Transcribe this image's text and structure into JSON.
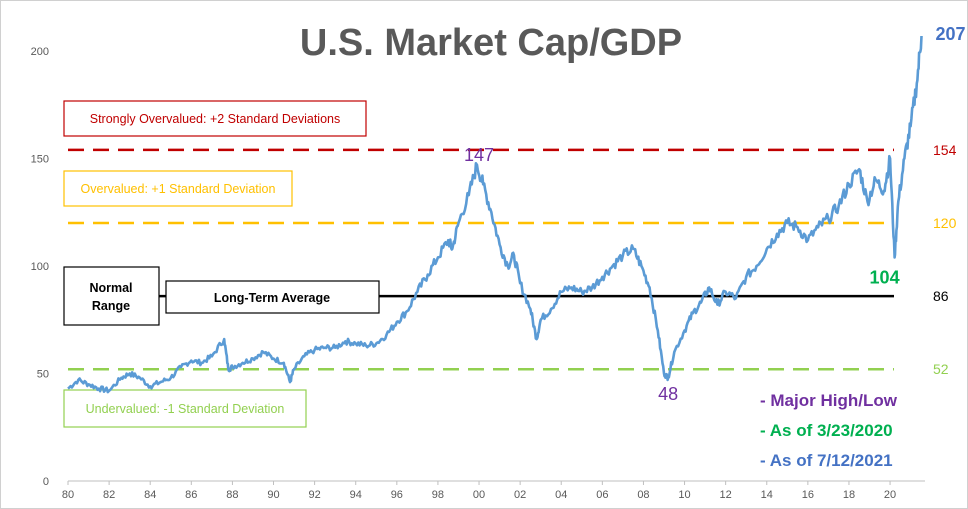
{
  "chart_data": {
    "type": "line",
    "title": "U.S. Market Cap/GDP",
    "xlim": [
      1980,
      2021.7
    ],
    "ylim": [
      0,
      200
    ],
    "x_ticks": [
      "80",
      "82",
      "84",
      "86",
      "88",
      "90",
      "92",
      "94",
      "96",
      "98",
      "00",
      "02",
      "04",
      "06",
      "08",
      "10",
      "12",
      "14",
      "16",
      "18",
      "20"
    ],
    "y_ticks": [
      "0",
      "50",
      "100",
      "150",
      "200"
    ],
    "series": [
      {
        "color": "#5b9bd5",
        "x": [
          1980.0,
          1980.5,
          1981.0,
          1981.5,
          1982.0,
          1982.6,
          1983.0,
          1983.5,
          1984.0,
          1984.5,
          1985.0,
          1985.5,
          1986.0,
          1986.5,
          1987.0,
          1987.6,
          1987.8,
          1988.0,
          1988.5,
          1989.0,
          1989.5,
          1990.0,
          1990.5,
          1990.8,
          1991.0,
          1991.5,
          1992.0,
          1992.5,
          1993.0,
          1993.5,
          1994.0,
          1994.5,
          1995.0,
          1995.5,
          1996.0,
          1996.5,
          1997.0,
          1997.5,
          1998.0,
          1998.5,
          1998.7,
          1999.0,
          1999.5,
          1999.9,
          2000.2,
          2000.6,
          2001.0,
          2001.4,
          2001.7,
          2002.0,
          2002.5,
          2002.8,
          2003.0,
          2003.5,
          2004.0,
          2004.5,
          2005.0,
          2005.5,
          2006.0,
          2006.5,
          2007.0,
          2007.5,
          2007.9,
          2008.3,
          2008.7,
          2009.0,
          2009.2,
          2009.5,
          2010.0,
          2010.4,
          2010.8,
          2011.2,
          2011.6,
          2012.0,
          2012.5,
          2013.0,
          2013.5,
          2014.0,
          2014.5,
          2015.0,
          2015.5,
          2016.0,
          2016.5,
          2017.0,
          2017.5,
          2018.0,
          2018.5,
          2018.9,
          2019.3,
          2019.7,
          2020.0,
          2020.22,
          2020.4,
          2020.7,
          2021.0,
          2021.3,
          2021.53
        ],
        "y": [
          43,
          47,
          45,
          43,
          42,
          48,
          50,
          48,
          44,
          46,
          48,
          53,
          56,
          55,
          58,
          66,
          52,
          53,
          55,
          57,
          60,
          57,
          55,
          46,
          52,
          58,
          61,
          62,
          62,
          65,
          64,
          63,
          64,
          68,
          74,
          79,
          88,
          96,
          104,
          112,
          108,
          120,
          133,
          147,
          138,
          125,
          110,
          100,
          105,
          92,
          80,
          66,
          75,
          80,
          88,
          90,
          88,
          90,
          95,
          100,
          105,
          108,
          100,
          90,
          70,
          50,
          48,
          60,
          70,
          78,
          83,
          90,
          82,
          88,
          85,
          95,
          100,
          108,
          115,
          120,
          118,
          112,
          118,
          122,
          128,
          138,
          145,
          130,
          140,
          135,
          150,
          104,
          130,
          150,
          165,
          185,
          207
        ]
      }
    ],
    "reference_lines": [
      {
        "value": 154,
        "label": "154",
        "color": "#c00000",
        "style": "dashed"
      },
      {
        "value": 120,
        "label": "120",
        "color": "#ffc000",
        "style": "dashed"
      },
      {
        "value": 86,
        "label": "86",
        "color": "#000000",
        "style": "solid"
      },
      {
        "value": 52,
        "label": "52",
        "color": "#92d050",
        "style": "dashed"
      }
    ],
    "annotations": [
      {
        "text": "147",
        "x": 2000.0,
        "y": 147,
        "color": "#7030a0"
      },
      {
        "text": "48",
        "x": 2009.2,
        "y": 48,
        "color": "#7030a0"
      },
      {
        "text": "104",
        "x": 2020.22,
        "y": 104,
        "color": "#00b050"
      },
      {
        "text": "207",
        "x": 2021.53,
        "y": 207,
        "color": "#4472c4"
      }
    ],
    "zone_labels": [
      {
        "text": "Strongly Overvalued: +2 Standard Deviations",
        "color": "#c00000"
      },
      {
        "text": "Overvalued: +1 Standard Deviation",
        "color": "#ffc000"
      },
      {
        "text": "Normal Range",
        "color": "#000000"
      },
      {
        "text": "Long-Term Average",
        "color": "#000000"
      },
      {
        "text": "Undervalued: -1 Standard Deviation",
        "color": "#92d050"
      }
    ],
    "legend": [
      {
        "text": "- Major High/Low",
        "color": "#7030a0"
      },
      {
        "text": "- As of 3/23/2020",
        "color": "#00b050"
      },
      {
        "text": "- As of 7/12/2021",
        "color": "#4472c4"
      }
    ],
    "grid": false
  }
}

WRITTEN TASK —
Retype the whole listing exactly and leave the pictures out.

EXERCISE RESULT —
Transcribe this image's text and structure into JSON.
{
  "chart_data": {
    "type": "line",
    "title": "U.S. Market Cap/GDP",
    "xlim": [
      1980,
      2021.7
    ],
    "ylim": [
      0,
      200
    ],
    "x_ticks": [
      "80",
      "82",
      "84",
      "86",
      "88",
      "90",
      "92",
      "94",
      "96",
      "98",
      "00",
      "02",
      "04",
      "06",
      "08",
      "10",
      "12",
      "14",
      "16",
      "18",
      "20"
    ],
    "y_ticks": [
      "0",
      "50",
      "100",
      "150",
      "200"
    ],
    "series": [
      {
        "color": "#5b9bd5",
        "x": [
          1980.0,
          1980.5,
          1981.0,
          1981.5,
          1982.0,
          1982.6,
          1983.0,
          1983.5,
          1984.0,
          1984.5,
          1985.0,
          1985.5,
          1986.0,
          1986.5,
          1987.0,
          1987.6,
          1987.8,
          1988.0,
          1988.5,
          1989.0,
          1989.5,
          1990.0,
          1990.5,
          1990.8,
          1991.0,
          1991.5,
          1992.0,
          1992.5,
          1993.0,
          1993.5,
          1994.0,
          1994.5,
          1995.0,
          1995.5,
          1996.0,
          1996.5,
          1997.0,
          1997.5,
          1998.0,
          1998.5,
          1998.7,
          1999.0,
          1999.5,
          1999.9,
          2000.2,
          2000.6,
          2001.0,
          2001.4,
          2001.7,
          2002.0,
          2002.5,
          2002.8,
          2003.0,
          2003.5,
          2004.0,
          2004.5,
          2005.0,
          2005.5,
          2006.0,
          2006.5,
          2007.0,
          2007.5,
          2007.9,
          2008.3,
          2008.7,
          2009.0,
          2009.2,
          2009.5,
          2010.0,
          2010.4,
          2010.8,
          2011.2,
          2011.6,
          2012.0,
          2012.5,
          2013.0,
          2013.5,
          2014.0,
          2014.5,
          2015.0,
          2015.5,
          2016.0,
          2016.5,
          2017.0,
          2017.5,
          2018.0,
          2018.5,
          2018.9,
          2019.3,
          2019.7,
          2020.0,
          2020.22,
          2020.4,
          2020.7,
          2021.0,
          2021.3,
          2021.53
        ],
        "y": [
          43,
          47,
          45,
          43,
          42,
          48,
          50,
          48,
          44,
          46,
          48,
          53,
          56,
          55,
          58,
          66,
          52,
          53,
          55,
          57,
          60,
          57,
          55,
          46,
          52,
          58,
          61,
          62,
          62,
          65,
          64,
          63,
          64,
          68,
          74,
          79,
          88,
          96,
          104,
          112,
          108,
          120,
          133,
          147,
          138,
          125,
          110,
          100,
          105,
          92,
          80,
          66,
          75,
          80,
          88,
          90,
          88,
          90,
          95,
          100,
          105,
          108,
          100,
          90,
          70,
          50,
          48,
          60,
          70,
          78,
          83,
          90,
          82,
          88,
          85,
          95,
          100,
          108,
          115,
          120,
          118,
          112,
          118,
          122,
          128,
          138,
          145,
          130,
          140,
          135,
          150,
          104,
          130,
          150,
          165,
          185,
          207
        ]
      }
    ],
    "reference_lines": [
      {
        "value": 154,
        "label": "154",
        "color": "#c00000",
        "style": "dashed"
      },
      {
        "value": 120,
        "label": "120",
        "color": "#ffc000",
        "style": "dashed"
      },
      {
        "value": 86,
        "label": "86",
        "color": "#000000",
        "style": "solid"
      },
      {
        "value": 52,
        "label": "52",
        "color": "#92d050",
        "style": "dashed"
      }
    ],
    "annotations": [
      {
        "text": "147",
        "x": 2000.0,
        "y": 147,
        "color": "#7030a0"
      },
      {
        "text": "48",
        "x": 2009.2,
        "y": 48,
        "color": "#7030a0"
      },
      {
        "text": "104",
        "x": 2020.22,
        "y": 104,
        "color": "#00b050"
      },
      {
        "text": "207",
        "x": 2021.53,
        "y": 207,
        "color": "#4472c4"
      }
    ],
    "zone_labels": [
      {
        "text": "Strongly Overvalued: +2 Standard Deviations",
        "color": "#c00000"
      },
      {
        "text": "Overvalued: +1 Standard Deviation",
        "color": "#ffc000"
      },
      {
        "text": "Normal Range",
        "color": "#000000"
      },
      {
        "text": "Long-Term Average",
        "color": "#000000"
      },
      {
        "text": "Undervalued: -1 Standard Deviation",
        "color": "#92d050"
      }
    ],
    "legend": [
      {
        "text": "- Major High/Low",
        "color": "#7030a0"
      },
      {
        "text": "- As of 3/23/2020",
        "color": "#00b050"
      },
      {
        "text": "- As of 7/12/2021",
        "color": "#4472c4"
      }
    ],
    "grid": false
  }
}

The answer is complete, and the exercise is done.